- GOAL -
Output every line of the data exactly as it appears.

- Lines of data -
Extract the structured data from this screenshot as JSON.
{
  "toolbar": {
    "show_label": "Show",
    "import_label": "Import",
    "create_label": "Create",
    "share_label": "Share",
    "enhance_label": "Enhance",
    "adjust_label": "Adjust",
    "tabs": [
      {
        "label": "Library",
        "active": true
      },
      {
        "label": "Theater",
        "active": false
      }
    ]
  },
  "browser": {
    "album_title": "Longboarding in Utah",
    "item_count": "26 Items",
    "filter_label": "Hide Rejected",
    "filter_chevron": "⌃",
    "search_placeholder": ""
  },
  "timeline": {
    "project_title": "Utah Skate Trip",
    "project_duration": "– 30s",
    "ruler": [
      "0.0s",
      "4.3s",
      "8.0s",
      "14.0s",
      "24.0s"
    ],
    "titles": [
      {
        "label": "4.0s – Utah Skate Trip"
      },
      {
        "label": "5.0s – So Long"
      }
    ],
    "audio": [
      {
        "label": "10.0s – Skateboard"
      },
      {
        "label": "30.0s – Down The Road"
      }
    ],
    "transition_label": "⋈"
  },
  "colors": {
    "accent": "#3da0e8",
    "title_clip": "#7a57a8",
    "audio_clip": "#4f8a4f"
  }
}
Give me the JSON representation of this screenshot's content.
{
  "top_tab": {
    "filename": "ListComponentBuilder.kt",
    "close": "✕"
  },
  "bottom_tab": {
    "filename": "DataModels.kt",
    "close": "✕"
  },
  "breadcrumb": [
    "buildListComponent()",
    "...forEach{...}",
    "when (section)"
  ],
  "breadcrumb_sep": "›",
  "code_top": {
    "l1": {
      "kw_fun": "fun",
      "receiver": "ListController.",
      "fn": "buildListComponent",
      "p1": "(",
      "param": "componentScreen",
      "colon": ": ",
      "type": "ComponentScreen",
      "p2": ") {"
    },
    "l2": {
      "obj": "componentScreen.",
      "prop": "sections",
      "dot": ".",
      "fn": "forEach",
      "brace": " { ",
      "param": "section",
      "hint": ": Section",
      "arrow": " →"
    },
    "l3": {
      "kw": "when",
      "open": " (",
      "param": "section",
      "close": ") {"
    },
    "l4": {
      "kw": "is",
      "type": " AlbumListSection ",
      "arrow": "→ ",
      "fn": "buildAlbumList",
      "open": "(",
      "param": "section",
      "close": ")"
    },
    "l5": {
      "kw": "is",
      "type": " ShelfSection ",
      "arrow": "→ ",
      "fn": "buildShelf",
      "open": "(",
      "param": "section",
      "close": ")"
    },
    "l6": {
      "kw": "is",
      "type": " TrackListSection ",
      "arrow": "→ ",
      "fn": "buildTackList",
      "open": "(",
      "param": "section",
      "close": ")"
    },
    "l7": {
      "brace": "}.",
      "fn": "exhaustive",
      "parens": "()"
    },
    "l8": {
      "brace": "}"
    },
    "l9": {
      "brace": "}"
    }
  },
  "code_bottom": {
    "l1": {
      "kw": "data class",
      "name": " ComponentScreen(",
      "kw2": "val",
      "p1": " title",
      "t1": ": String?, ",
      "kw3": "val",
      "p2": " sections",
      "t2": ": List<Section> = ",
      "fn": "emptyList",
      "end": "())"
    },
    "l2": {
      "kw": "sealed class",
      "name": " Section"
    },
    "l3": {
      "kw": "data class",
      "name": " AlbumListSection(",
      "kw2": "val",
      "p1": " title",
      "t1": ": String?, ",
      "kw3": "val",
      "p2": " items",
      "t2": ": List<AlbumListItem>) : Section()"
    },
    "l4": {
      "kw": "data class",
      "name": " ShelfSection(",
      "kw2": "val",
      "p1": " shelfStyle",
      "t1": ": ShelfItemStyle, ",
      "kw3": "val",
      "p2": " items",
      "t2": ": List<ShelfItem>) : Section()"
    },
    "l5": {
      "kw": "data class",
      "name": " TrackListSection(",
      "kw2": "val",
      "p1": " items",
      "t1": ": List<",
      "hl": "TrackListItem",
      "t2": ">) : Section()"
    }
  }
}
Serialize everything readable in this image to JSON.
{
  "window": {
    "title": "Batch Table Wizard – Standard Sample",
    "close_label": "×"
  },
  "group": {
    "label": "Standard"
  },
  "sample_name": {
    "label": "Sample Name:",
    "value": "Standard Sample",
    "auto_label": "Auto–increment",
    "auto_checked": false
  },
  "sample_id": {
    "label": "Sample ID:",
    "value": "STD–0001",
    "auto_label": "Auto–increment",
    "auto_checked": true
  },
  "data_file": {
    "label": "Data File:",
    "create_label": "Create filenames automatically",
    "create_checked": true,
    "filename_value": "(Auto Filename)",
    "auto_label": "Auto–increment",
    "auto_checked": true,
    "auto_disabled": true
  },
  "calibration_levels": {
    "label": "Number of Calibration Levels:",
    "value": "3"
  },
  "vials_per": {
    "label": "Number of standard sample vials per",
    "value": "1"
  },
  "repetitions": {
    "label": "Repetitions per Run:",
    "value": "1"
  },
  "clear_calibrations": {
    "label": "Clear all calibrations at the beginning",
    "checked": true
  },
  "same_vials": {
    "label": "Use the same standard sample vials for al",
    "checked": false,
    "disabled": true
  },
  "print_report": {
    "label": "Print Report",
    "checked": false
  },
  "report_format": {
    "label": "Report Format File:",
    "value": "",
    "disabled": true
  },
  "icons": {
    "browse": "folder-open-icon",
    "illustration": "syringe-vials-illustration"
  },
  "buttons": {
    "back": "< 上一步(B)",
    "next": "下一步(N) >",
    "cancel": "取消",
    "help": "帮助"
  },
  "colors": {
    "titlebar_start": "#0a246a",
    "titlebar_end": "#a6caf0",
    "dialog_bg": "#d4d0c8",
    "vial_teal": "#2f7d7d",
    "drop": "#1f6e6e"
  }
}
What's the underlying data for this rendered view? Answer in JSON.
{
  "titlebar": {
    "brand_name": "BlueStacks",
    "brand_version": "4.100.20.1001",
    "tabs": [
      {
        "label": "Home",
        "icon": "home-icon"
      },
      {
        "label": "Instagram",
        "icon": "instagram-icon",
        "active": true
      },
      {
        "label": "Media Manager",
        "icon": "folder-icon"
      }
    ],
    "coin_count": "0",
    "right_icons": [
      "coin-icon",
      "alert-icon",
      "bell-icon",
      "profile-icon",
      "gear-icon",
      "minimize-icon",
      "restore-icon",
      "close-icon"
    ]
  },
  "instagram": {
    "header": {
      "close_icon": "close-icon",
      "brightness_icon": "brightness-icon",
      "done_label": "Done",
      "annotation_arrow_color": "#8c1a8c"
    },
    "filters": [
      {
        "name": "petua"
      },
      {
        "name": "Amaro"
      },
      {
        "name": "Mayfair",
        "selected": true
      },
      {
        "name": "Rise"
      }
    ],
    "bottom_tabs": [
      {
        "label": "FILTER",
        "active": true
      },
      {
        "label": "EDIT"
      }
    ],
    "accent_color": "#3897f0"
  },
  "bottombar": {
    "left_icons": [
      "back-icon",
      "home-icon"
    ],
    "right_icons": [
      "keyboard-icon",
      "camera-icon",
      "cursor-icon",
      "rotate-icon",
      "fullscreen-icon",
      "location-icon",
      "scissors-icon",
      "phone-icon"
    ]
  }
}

- OUTPUT OF THE EXERCISE -
Extract the structured data from this screenshot as JSON.
{
  "toolbar": {
    "show_label": "Show",
    "import_label": "Import",
    "create_label": "Create",
    "share_label": "Share",
    "enhance_label": "Enhance",
    "adjust_label": "Adjust",
    "tabs": [
      {
        "label": "Library",
        "active": true
      },
      {
        "label": "Theater",
        "active": false
      }
    ]
  },
  "browser": {
    "album_title": "Longboarding in Utah",
    "item_count": "26 Items",
    "filter_label": "Hide Rejected",
    "filter_chevron": "⌃",
    "search_placeholder": ""
  },
  "timeline": {
    "project_title": "Utah Skate Trip",
    "project_duration": "– 30s",
    "ruler": [
      "0.0s",
      "4.3s",
      "8.0s",
      "14.0s",
      "24.0s"
    ],
    "titles": [
      {
        "label": "4.0s – Utah Skate Trip"
      },
      {
        "label": "5.0s – So Long"
      }
    ],
    "audio": [
      {
        "label": "10.0s – Skateboard"
      },
      {
        "label": "30.0s – Down The Road"
      }
    ],
    "transition_label": "⋈"
  },
  "colors": {
    "accent": "#3da0e8",
    "title_clip": "#7a57a8",
    "audio_clip": "#4f8a4f"
  }
}
Give me the JSON representation of this screenshot's content.
{
  "top_tab": {
    "filename": "ListComponentBuilder.kt",
    "close": "✕"
  },
  "bottom_tab": {
    "filename": "DataModels.kt",
    "close": "✕"
  },
  "breadcrumb": [
    "buildListComponent()",
    "...forEach{...}",
    "when (section)"
  ],
  "breadcrumb_sep": "›",
  "code_top": {
    "l1": {
      "kw_fun": "fun",
      "receiver": "ListController.",
      "fn": "buildListComponent",
      "p1": "(",
      "param": "componentScreen",
      "colon": ": ",
      "type": "ComponentScreen",
      "p2": ") {"
    },
    "l2": {
      "obj": "componentScreen.",
      "prop": "sections",
      "dot": ".",
      "fn": "forEach",
      "brace": " { ",
      "param": "section",
      "hint": ": Section",
      "arrow": " →"
    },
    "l3": {
      "kw": "when",
      "open": " (",
      "param": "section",
      "close": ") {"
    },
    "l4": {
      "kw": "is",
      "type": " AlbumListSection ",
      "arrow": "→ ",
      "fn": "buildAlbumList",
      "open": "(",
      "param": "section",
      "close": ")"
    },
    "l5": {
      "kw": "is",
      "type": " ShelfSection ",
      "arrow": "→ ",
      "fn": "buildShelf",
      "open": "(",
      "param": "section",
      "close": ")"
    },
    "l6": {
      "kw": "is",
      "type": " TrackListSection ",
      "arrow": "→ ",
      "fn": "buildTackList",
      "open": "(",
      "param": "section",
      "close": ")"
    },
    "l7": {
      "brace": "}.",
      "fn": "exhaustive",
      "parens": "()"
    },
    "l8": {
      "brace": "}"
    },
    "l9": {
      "brace": "}"
    }
  },
  "code_bottom": {
    "l1": {
      "kw": "data class",
      "name": " ComponentScreen(",
      "kw2": "val",
      "p1": " title",
      "t1": ": String?, ",
      "kw3": "val",
      "p2": " sections",
      "t2": ": List<Section> = ",
      "fn": "emptyList",
      "end": "())"
    },
    "l2": {
      "kw": "sealed class",
      "name": " Section"
    },
    "l3": {
      "kw": "data class",
      "name": " AlbumListSection(",
      "kw2": "val",
      "p1": " title",
      "t1": ": String?, ",
      "kw3": "val",
      "p2": " items",
      "t2": ": List<AlbumListItem>) : Section()"
    },
    "l4": {
      "kw": "data class",
      "name": " ShelfSection(",
      "kw2": "val",
      "p1": " shelfStyle",
      "t1": ": ShelfItemStyle, ",
      "kw3": "val",
      "p2": " items",
      "t2": ": List<ShelfItem>) : Section()"
    },
    "l5": {
      "kw": "data class",
      "name": " TrackListSection(",
      "kw2": "val",
      "p1": " items",
      "t1": ": List<",
      "hl": "TrackListItem",
      "t2": ">) : Section()"
    }
  }
}
Serialize everything readable in this image to JSON.
{
  "window": {
    "title": "Batch Table Wizard – Standard Sample",
    "close_label": "×"
  },
  "group": {
    "label": "Standard"
  },
  "sample_name": {
    "label": "Sample Name:",
    "value": "Standard Sample",
    "auto_label": "Auto–increment",
    "auto_checked": false
  },
  "sample_id": {
    "label": "Sample ID:",
    "value": "STD–0001",
    "auto_label": "Auto–increment",
    "auto_checked": true
  },
  "data_file": {
    "label": "Data File:",
    "create_label": "Create filenames automatically",
    "create_checked": true,
    "filename_value": "(Auto Filename)",
    "auto_label": "Auto–increment",
    "auto_checked": true,
    "auto_disabled": true
  },
  "calibration_levels": {
    "label": "Number of Calibration Levels:",
    "value": "3"
  },
  "vials_per": {
    "label": "Number of standard sample vials per",
    "value": "1"
  },
  "repetitions": {
    "label": "Repetitions per Run:",
    "value": "1"
  },
  "clear_calibrations": {
    "label": "Clear all calibrations at the beginning",
    "checked": true
  },
  "same_vials": {
    "label": "Use the same standard sample vials for al",
    "checked": false,
    "disabled": true
  },
  "print_report": {
    "label": "Print Report",
    "checked": false
  },
  "report_format": {
    "label": "Report Format File:",
    "value": "",
    "disabled": true
  },
  "icons": {
    "browse": "folder-open-icon",
    "illustration": "syringe-vials-illustration"
  },
  "buttons": {
    "back": "< 上一步(B)",
    "next": "下一步(N) >",
    "cancel": "取消",
    "help": "帮助"
  },
  "colors": {
    "titlebar_start": "#0a246a",
    "titlebar_end": "#a6caf0",
    "dialog_bg": "#d4d0c8",
    "vial_teal": "#2f7d7d",
    "drop": "#1f6e6e"
  }
}
What's the underlying data for this rendered view? Answer in JSON.
{
  "titlebar": {
    "brand_name": "BlueStacks",
    "brand_version": "4.100.20.1001",
    "tabs": [
      {
        "label": "Home",
        "icon": "home-icon"
      },
      {
        "label": "Instagram",
        "icon": "instagram-icon",
        "active": true
      },
      {
        "label": "Media Manager",
        "icon": "folder-icon"
      }
    ],
    "coin_count": "0",
    "right_icons": [
      "coin-icon",
      "alert-icon",
      "bell-icon",
      "profile-icon",
      "gear-icon",
      "minimize-icon",
      "restore-icon",
      "close-icon"
    ]
  },
  "instagram": {
    "header": {
      "close_icon": "close-icon",
      "brightness_icon": "brightness-icon",
      "done_label": "Done",
      "annotation_arrow_color": "#8c1a8c"
    },
    "filters": [
      {
        "name": "petua"
      },
      {
        "name": "Amaro"
      },
      {
        "name": "Mayfair",
        "selected": true
      },
      {
        "name": "Rise"
      }
    ],
    "bottom_tabs": [
      {
        "label": "FILTER",
        "active": true
      },
      {
        "label": "EDIT"
      }
    ],
    "accent_color": "#3897f0"
  },
  "bottombar": {
    "left_icons": [
      "back-icon",
      "home-icon"
    ],
    "right_icons": [
      "keyboard-icon",
      "camera-icon",
      "cursor-icon",
      "rotate-icon",
      "fullscreen-icon",
      "location-icon",
      "scissors-icon",
      "phone-icon"
    ]
  }
}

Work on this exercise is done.